What you have to do:
Show every line of the records below that contains the word "JSON".

[Part of a data file]

"""

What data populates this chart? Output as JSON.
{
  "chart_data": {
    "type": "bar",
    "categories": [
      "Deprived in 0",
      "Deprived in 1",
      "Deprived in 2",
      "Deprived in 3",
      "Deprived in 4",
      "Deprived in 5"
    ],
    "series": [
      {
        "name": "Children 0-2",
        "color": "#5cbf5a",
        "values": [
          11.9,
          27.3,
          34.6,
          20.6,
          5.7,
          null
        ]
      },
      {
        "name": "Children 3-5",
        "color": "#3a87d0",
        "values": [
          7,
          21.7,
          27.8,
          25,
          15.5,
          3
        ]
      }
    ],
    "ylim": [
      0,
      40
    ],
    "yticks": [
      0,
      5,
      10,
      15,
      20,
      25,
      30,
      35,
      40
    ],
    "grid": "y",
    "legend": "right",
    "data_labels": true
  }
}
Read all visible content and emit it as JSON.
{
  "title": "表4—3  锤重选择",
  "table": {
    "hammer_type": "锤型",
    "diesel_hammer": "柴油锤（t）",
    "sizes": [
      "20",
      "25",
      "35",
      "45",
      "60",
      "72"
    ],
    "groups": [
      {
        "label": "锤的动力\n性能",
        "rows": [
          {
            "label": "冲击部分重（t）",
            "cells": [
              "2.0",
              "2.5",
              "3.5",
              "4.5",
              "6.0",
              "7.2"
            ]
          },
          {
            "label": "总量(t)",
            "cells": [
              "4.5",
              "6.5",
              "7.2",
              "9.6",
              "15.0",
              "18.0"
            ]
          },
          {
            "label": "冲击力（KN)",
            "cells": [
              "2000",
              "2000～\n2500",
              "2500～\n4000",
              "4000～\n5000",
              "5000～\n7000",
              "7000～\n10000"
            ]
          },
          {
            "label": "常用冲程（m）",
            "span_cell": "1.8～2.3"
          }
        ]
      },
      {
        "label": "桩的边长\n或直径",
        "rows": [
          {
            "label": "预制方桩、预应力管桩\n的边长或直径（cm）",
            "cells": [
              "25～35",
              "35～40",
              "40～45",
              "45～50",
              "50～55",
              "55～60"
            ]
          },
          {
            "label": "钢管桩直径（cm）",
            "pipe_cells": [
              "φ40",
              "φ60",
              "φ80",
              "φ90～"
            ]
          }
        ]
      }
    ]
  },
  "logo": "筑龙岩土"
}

"""

Response to the exercise:
What data populates this chart? Output as JSON.
Read all visible content and emit it as JSON.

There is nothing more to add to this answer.